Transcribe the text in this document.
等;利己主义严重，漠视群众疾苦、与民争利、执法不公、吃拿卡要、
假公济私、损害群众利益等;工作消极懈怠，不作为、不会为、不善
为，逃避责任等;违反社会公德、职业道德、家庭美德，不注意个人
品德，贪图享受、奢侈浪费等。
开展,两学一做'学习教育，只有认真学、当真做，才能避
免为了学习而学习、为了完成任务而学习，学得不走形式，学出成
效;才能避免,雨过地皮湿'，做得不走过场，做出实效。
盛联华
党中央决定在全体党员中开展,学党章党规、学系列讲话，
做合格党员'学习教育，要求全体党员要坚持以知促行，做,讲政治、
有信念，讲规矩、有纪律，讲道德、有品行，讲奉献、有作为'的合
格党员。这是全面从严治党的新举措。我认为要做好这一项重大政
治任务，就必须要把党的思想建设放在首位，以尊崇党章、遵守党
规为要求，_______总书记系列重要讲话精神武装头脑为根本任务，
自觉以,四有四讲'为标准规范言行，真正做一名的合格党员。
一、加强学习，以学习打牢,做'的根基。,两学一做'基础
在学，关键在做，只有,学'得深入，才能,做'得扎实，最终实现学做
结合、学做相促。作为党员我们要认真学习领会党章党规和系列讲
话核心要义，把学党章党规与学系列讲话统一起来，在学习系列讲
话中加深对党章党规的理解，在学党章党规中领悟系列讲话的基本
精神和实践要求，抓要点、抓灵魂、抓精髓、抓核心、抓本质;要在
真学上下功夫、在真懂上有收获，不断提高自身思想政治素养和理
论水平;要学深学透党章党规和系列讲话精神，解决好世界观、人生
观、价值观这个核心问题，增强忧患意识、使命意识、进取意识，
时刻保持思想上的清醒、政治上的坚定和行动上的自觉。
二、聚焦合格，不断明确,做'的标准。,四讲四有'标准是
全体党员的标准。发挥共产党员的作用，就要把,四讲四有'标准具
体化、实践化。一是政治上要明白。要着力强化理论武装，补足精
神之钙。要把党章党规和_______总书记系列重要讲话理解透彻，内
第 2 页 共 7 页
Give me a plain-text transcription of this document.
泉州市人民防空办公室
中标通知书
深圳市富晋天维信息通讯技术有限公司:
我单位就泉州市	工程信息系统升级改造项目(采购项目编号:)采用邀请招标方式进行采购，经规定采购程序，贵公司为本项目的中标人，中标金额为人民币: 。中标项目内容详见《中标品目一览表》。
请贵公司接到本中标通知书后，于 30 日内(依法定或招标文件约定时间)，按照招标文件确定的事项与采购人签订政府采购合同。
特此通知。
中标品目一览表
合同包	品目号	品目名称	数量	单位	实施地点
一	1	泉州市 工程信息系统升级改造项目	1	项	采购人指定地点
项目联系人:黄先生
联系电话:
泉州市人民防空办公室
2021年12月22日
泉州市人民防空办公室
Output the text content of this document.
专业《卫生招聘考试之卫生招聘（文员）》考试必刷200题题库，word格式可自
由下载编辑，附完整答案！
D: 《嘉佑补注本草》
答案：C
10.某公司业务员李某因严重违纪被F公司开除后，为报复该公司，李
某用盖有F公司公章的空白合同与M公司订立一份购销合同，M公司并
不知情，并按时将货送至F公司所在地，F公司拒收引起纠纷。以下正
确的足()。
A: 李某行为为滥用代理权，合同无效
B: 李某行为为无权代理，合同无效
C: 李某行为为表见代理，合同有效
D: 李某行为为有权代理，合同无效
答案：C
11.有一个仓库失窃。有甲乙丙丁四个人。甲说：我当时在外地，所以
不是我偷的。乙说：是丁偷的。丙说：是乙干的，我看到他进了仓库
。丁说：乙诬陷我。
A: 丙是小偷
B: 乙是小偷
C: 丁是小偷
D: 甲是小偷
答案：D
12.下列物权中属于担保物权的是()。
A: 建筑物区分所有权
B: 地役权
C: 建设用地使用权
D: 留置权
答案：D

* * * * * * * * *

> _TASK GOAL_: Quote the material exactly, leaving nothing out.

> _THE ANSWER_:
Transcribe the text in this document.
等;利己主义严重，漠视群众疾苦、与民争利、执法不公、吃拿卡要、
假公济私、损害群众利益等;工作消极懈怠，不作为、不会为、不善
为，逃避责任等;违反社会公德、职业道德、家庭美德，不注意个人
品德，贪图享受、奢侈浪费等。
开展,两学一做'学习教育，只有认真学、当真做，才能避
免为了学习而学习、为了完成任务而学习，学得不走形式，学出成
效;才能避免,雨过地皮湿'，做得不走过场，做出实效。
盛联华
党中央决定在全体党员中开展,学党章党规、学系列讲话，
做合格党员'学习教育，要求全体党员要坚持以知促行，做,讲政治、
有信念，讲规矩、有纪律，讲道德、有品行，讲奉献、有作为'的合
格党员。这是全面从严治党的新举措。我认为要做好这一项重大政
治任务，就必须要把党的思想建设放在首位，以尊崇党章、遵守党
规为要求，_______总书记系列重要讲话精神武装头脑为根本任务，
自觉以,四有四讲'为标准规范言行，真正做一名的合格党员。
一、加强学习，以学习打牢,做'的根基。,两学一做'基础
在学，关键在做，只有,学'得深入，才能,做'得扎实，最终实现学做
结合、学做相促。作为党员我们要认真学习领会党章党规和系列讲
话核心要义，把学党章党规与学系列讲话统一起来，在学习系列讲
话中加深对党章党规的理解，在学党章党规中领悟系列讲话的基本
精神和实践要求，抓要点、抓灵魂、抓精髓、抓核心、抓本质;要在
真学上下功夫、在真懂上有收获，不断提高自身思想政治素养和理
论水平;要学深学透党章党规和系列讲话精神，解决好世界观、人生
观、价值观这个核心问题，增强忧患意识、使命意识、进取意识，
时刻保持思想上的清醒、政治上的坚定和行动上的自觉。
二、聚焦合格，不断明确,做'的标准。,四讲四有'标准是
全体党员的标准。发挥共产党员的作用，就要把,四讲四有'标准具
体化、实践化。一是政治上要明白。要着力强化理论武装，补足精
神之钙。要把党章党规和_______总书记系列重要讲话理解透彻，内
第 2 页 共 7 页
Give me a plain-text transcription of this document.
泉州市人民防空办公室
中标通知书
深圳市富晋天维信息通讯技术有限公司:
我单位就泉州市	工程信息系统升级改造项目(采购项目编号:)采用邀请招标方式进行采购，经规定采购程序，贵公司为本项目的中标人，中标金额为人民币: 。中标项目内容详见《中标品目一览表》。
请贵公司接到本中标通知书后，于 30 日内(依法定或招标文件约定时间)，按照招标文件确定的事项与采购人签订政府采购合同。
特此通知。
中标品目一览表
合同包	品目号	品目名称	数量	单位	实施地点
一	1	泉州市 工程信息系统升级改造项目	1	项	采购人指定地点
项目联系人:黄先生
联系电话:
泉州市人民防空办公室
2021年12月22日
泉州市人民防空办公室
Output the text content of this document.
专业《卫生招聘考试之卫生招聘（文员）》考试必刷200题题库，word格式可自
由下载编辑，附完整答案！
D: 《嘉佑补注本草》
答案：C
10.某公司业务员李某因严重违纪被F公司开除后，为报复该公司，李
某用盖有F公司公章的空白合同与M公司订立一份购销合同，M公司并
不知情，并按时将货送至F公司所在地，F公司拒收引起纠纷。以下正
确的足()。
A: 李某行为为滥用代理权，合同无效
B: 李某行为为无权代理，合同无效
C: 李某行为为表见代理，合同有效
D: 李某行为为有权代理，合同无效
答案：C
11.有一个仓库失窃。有甲乙丙丁四个人。甲说：我当时在外地，所以
不是我偷的。乙说：是丁偷的。丙说：是乙干的，我看到他进了仓库
。丁说：乙诬陷我。
A: 丙是小偷
B: 乙是小偷
C: 丁是小偷
D: 甲是小偷
答案：D
12.下列物权中属于担保物权的是()。
A: 建筑物区分所有权
B: 地役权
C: 建设用地使用权
D: 留置权
答案：D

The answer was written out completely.